┌─ Records for the exercise
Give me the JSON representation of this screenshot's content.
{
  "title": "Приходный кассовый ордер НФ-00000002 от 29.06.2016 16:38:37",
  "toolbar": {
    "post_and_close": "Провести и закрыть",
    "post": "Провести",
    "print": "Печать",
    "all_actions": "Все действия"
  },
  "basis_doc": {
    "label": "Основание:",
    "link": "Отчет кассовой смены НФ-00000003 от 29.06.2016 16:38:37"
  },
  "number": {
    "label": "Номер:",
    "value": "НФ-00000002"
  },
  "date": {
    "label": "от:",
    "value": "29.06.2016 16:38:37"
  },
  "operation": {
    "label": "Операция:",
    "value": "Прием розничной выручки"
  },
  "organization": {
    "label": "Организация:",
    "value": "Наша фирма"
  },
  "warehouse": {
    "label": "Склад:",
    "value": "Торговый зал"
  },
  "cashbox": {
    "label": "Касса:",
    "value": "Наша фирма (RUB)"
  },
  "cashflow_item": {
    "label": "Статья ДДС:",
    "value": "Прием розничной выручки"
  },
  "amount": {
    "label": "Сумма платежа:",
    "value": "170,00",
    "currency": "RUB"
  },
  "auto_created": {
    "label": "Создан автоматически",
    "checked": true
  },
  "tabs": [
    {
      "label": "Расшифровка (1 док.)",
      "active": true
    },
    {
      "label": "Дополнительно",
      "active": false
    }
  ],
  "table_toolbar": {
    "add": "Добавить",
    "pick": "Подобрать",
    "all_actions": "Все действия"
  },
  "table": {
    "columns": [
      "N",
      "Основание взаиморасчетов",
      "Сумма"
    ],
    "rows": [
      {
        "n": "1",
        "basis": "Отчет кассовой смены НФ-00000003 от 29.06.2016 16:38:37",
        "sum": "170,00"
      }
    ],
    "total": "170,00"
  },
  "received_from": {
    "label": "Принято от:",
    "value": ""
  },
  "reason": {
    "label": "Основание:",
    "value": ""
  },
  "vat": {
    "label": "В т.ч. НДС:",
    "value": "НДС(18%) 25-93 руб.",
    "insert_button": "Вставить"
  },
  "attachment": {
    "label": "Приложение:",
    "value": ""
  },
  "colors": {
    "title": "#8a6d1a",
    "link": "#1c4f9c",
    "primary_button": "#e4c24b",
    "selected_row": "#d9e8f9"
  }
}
└─
Go through the records and gather the lines that hold "смены".

    "link": "Отчет кассовой смены НФ-00000003 от 29.06.2016 16:38:37"
        "basis": "Отчет кассовой смены НФ-00000003 от 29.06.2016 16:38:37",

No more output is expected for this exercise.